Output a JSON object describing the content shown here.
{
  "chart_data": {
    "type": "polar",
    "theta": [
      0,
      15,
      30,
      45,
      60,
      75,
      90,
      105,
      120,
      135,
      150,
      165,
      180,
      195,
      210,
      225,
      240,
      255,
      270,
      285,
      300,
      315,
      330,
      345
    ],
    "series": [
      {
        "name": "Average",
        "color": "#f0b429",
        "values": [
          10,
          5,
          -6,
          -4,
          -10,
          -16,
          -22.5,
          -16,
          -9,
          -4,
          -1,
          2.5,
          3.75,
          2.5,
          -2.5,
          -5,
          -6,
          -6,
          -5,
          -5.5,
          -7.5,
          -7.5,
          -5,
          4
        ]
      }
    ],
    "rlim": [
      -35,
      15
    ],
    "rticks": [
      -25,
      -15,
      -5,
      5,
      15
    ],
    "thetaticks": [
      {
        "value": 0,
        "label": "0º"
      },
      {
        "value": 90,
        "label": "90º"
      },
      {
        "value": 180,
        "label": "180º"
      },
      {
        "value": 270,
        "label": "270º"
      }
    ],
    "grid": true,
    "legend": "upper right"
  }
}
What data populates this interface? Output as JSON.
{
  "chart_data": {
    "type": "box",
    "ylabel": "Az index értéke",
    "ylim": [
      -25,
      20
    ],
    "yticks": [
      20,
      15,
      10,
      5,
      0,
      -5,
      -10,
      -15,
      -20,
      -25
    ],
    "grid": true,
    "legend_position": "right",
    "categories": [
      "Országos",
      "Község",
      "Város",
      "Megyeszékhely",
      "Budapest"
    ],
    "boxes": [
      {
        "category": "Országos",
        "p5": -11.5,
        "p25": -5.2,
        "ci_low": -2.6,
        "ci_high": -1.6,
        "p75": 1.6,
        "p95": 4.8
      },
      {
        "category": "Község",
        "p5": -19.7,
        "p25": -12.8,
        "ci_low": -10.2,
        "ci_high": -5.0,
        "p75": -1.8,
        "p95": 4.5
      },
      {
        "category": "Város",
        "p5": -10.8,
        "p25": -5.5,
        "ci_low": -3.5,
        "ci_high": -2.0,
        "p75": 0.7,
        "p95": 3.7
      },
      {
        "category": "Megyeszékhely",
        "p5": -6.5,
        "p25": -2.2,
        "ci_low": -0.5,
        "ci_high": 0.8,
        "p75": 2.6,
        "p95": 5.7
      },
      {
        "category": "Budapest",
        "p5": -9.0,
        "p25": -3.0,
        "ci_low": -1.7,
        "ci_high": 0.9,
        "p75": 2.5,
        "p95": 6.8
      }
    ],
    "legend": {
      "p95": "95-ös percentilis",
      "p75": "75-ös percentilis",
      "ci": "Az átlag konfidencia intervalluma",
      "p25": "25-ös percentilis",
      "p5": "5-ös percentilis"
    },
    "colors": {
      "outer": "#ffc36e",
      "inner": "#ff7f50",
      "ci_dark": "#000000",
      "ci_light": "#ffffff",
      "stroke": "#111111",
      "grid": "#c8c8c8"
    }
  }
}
------------------------
Set down all of the records shown above once more, exactly.

Output a JSON object describing the content shown here.
{
  "chart_data": {
    "type": "polar",
    "theta": [
      0,
      15,
      30,
      45,
      60,
      75,
      90,
      105,
      120,
      135,
      150,
      165,
      180,
      195,
      210,
      225,
      240,
      255,
      270,
      285,
      300,
      315,
      330,
      345
    ],
    "series": [
      {
        "name": "Average",
        "color": "#f0b429",
        "values": [
          10,
          5,
          -6,
          -4,
          -10,
          -16,
          -22.5,
          -16,
          -9,
          -4,
          -1,
          2.5,
          3.75,
          2.5,
          -2.5,
          -5,
          -6,
          -6,
          -5,
          -5.5,
          -7.5,
          -7.5,
          -5,
          4
        ]
      }
    ],
    "rlim": [
      -35,
      15
    ],
    "rticks": [
      -25,
      -15,
      -5,
      5,
      15
    ],
    "thetaticks": [
      {
        "value": 0,
        "label": "0º"
      },
      {
        "value": 90,
        "label": "90º"
      },
      {
        "value": 180,
        "label": "180º"
      },
      {
        "value": 270,
        "label": "270º"
      }
    ],
    "grid": true,
    "legend": "upper right"
  }
}
What data populates this interface? Output as JSON.
{
  "chart_data": {
    "type": "box",
    "ylabel": "Az index értéke",
    "ylim": [
      -25,
      20
    ],
    "yticks": [
      20,
      15,
      10,
      5,
      0,
      -5,
      -10,
      -15,
      -20,
      -25
    ],
    "grid": true,
    "legend_position": "right",
    "categories": [
      "Országos",
      "Község",
      "Város",
      "Megyeszékhely",
      "Budapest"
    ],
    "boxes": [
      {
        "category": "Országos",
        "p5": -11.5,
        "p25": -5.2,
        "ci_low": -2.6,
        "ci_high": -1.6,
        "p75": 1.6,
        "p95": 4.8
      },
      {
        "category": "Község",
        "p5": -19.7,
        "p25": -12.8,
        "ci_low": -10.2,
        "ci_high": -5.0,
        "p75": -1.8,
        "p95": 4.5
      },
      {
        "category": "Város",
        "p5": -10.8,
        "p25": -5.5,
        "ci_low": -3.5,
        "ci_high": -2.0,
        "p75": 0.7,
        "p95": 3.7
      },
      {
        "category": "Megyeszékhely",
        "p5": -6.5,
        "p25": -2.2,
        "ci_low": -0.5,
        "ci_high": 0.8,
        "p75": 2.6,
        "p95": 5.7
      },
      {
        "category": "Budapest",
        "p5": -9.0,
        "p25": -3.0,
        "ci_low": -1.7,
        "ci_high": 0.9,
        "p75": 2.5,
        "p95": 6.8
      }
    ],
    "legend": {
      "p95": "95-ös percentilis",
      "p75": "75-ös percentilis",
      "ci": "Az átlag konfidencia intervalluma",
      "p25": "25-ös percentilis",
      "p5": "5-ös percentilis"
    },
    "colors": {
      "outer": "#ffc36e",
      "inner": "#ff7f50",
      "ci_dark": "#000000",
      "ci_light": "#ffffff",
      "stroke": "#111111",
      "grid": "#c8c8c8"
    }
  }
}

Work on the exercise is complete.